読解本文:
********

研究課題/領域番号 |
21K08088
|
研究機関 | 順天堂大学 |
研究代表者 |
代田 浩之 順天堂大学, 保健医療学部, 特任教授 (40197596)
|
研究分担者 |
藤本 進一郎 順天堂大学, 医学部, 准教授 (70385871)
佐藤 英介 順天堂大学, 保健医療学部, 准教授 (00439150)
|
研究期間 (年度) |
2021-04-01 – 2024-03-31
|
キーワード | 冠動脈石灰化スコア / 心電図非同期下胸部単純CT画像 / 人工知能 |
研究実績の概要 |
令和4年度で心電図非同期下胸部単純CTから石灰化スコアを計測するアルゴリズムのもととなる心電図同期下胸部単純CTから石灰化スコアを自動測定するディープラーニングを用いたアルゴリズムの開発を終了した。当施設で後ろ向きに収集した心電図同期下胸部単純CT500例と造影CTの結果を基に非造影CT画像を構築した60例を教師データとしてハートラベリング法という冠動脈枝ごとにLM、LAD、RCA、LCXをラベリングしそれぞれの枝ごとの石灰化スコアも正確に算出できるアルゴリズムを構築し、それを畳み込みニューラルネットワーク(CNN)を用いたAIモデルに組み込むことで、冠動脈全体のみならず血管別の冠動脈石灰化スコア(CAC score; CACS)を高精度で自動算出することに成功した。 当施設で前向きに収集した409例のCTデータを用いた内的バリデーションではCACSリスクカテゴリを高精度で予測し(Cohen's kappa statistic=0.89)、血管別のCACSについても極めて高い精度で算出した(R=0.88 [LMT], 0.99 [LAD], 0.94 [LCX], 0.99 [RCA])。さらに450例のスタンフォード大学から提供されているCTデータで外的バリデーションを行ったところ、内的バリデーション同様にCACSリスクカテゴリ、(Cohen's kappa statistic=0.95)、血管別のCACSいずれも高い精度の算出が認められた(R=0.85 [LMT], 0.98 [LAD], 0.98 [LCX], 0.99 [RCA])。 心電図非同期下胸部単純CTから石灰化スコアを計測するアルゴリズムについては心電図同期と非同期の胸部単純CTを前向きに収集した400例のデータセットをもとに開発を進めている。

********

データ項目
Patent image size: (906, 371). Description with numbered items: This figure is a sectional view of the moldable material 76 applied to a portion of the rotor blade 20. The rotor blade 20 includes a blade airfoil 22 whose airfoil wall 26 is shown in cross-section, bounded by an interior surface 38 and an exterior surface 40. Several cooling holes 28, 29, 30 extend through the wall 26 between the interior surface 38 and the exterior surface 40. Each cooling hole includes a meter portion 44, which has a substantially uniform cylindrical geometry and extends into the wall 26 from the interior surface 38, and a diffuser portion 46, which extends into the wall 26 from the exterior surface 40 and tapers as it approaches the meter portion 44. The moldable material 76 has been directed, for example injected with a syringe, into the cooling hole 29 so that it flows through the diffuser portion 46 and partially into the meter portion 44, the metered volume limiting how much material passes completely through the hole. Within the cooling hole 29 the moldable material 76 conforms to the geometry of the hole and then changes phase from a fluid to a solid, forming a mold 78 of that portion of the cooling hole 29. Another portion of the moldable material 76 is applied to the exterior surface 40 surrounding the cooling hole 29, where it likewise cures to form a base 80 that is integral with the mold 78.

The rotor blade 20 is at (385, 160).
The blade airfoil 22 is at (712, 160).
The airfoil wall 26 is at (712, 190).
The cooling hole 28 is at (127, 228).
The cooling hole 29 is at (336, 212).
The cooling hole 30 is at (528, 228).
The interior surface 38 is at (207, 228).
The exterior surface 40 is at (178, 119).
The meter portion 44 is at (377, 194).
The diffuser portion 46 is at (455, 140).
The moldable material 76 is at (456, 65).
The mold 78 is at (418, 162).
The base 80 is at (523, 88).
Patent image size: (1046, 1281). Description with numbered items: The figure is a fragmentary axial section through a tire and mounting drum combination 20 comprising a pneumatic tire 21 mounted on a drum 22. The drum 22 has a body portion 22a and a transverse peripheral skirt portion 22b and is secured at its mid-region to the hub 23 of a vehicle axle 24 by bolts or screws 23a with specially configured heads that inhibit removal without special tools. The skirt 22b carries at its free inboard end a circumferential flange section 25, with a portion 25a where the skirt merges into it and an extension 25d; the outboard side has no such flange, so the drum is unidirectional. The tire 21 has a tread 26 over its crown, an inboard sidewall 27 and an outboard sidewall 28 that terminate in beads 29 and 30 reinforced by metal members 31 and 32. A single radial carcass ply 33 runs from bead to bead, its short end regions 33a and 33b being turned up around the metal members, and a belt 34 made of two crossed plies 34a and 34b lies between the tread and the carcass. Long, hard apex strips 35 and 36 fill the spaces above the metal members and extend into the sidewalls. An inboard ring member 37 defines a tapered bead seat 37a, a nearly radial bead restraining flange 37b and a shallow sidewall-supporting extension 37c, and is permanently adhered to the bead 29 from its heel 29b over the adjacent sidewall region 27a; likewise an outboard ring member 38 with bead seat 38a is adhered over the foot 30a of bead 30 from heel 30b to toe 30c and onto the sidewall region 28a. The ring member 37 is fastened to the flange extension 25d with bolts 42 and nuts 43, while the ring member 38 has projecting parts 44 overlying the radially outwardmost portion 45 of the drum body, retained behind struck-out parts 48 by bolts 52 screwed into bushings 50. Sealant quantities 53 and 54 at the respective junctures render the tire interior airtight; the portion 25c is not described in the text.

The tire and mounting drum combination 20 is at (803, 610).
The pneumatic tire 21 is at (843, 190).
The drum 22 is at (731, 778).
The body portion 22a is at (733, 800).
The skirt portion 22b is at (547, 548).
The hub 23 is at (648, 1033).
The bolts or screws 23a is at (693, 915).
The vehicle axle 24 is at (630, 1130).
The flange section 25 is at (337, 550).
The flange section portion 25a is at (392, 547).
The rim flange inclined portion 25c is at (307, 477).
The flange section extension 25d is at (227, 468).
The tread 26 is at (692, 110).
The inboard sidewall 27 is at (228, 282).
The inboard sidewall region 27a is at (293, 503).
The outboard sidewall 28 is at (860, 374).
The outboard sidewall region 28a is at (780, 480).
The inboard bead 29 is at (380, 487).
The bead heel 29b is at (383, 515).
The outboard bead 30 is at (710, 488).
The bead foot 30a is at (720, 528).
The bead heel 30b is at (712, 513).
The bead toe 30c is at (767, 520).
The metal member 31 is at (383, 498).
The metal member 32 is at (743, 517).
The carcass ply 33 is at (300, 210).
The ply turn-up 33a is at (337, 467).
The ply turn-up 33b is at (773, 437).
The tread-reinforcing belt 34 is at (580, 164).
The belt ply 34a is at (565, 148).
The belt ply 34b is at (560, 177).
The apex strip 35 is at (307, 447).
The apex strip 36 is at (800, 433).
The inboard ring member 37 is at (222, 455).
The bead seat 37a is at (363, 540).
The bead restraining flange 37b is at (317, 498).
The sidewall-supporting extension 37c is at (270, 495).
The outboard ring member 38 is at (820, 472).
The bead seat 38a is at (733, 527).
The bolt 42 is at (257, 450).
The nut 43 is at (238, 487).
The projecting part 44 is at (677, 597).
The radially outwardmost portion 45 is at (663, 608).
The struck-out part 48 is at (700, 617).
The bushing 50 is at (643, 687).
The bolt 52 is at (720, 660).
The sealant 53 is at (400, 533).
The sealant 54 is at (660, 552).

********

課題の要件:
A. 本文から、「研究課題/領域番号 |」という語句を含む箇所で始まり「保健医療学部, 准教授 (00439150)」で終わる部分を、一字も変えずに引用してください。
B. 本文について、次の問いに答えてください。
(i) 研究機関はどこですか。
(ii) 研究期間はいつからいつまでですか。
(iii) 外的バリデーションには、どこから提供された何例のCTデータが用いられましたか。

各課題の解答:
A.
研究課題/領域番号 |
21K08088
|
研究機関 | 順天堂大学 |
研究代表者 |
代田 浩之 順天堂大学, 保健医療学部, 特任教授 (40197596)
|
研究分担者 |
藤本 進一郎 順天堂大学, 医学部, 准教授 (70385871)
佐藤 英介 順天堂大学, 保健医療学部, 准教授 (00439150)

B.
(i) 順天堂大学です。
(ii) 2021年4月1日から2024年3月31日までです。
(iii) スタンフォード大学から提供された450例のCTデータです。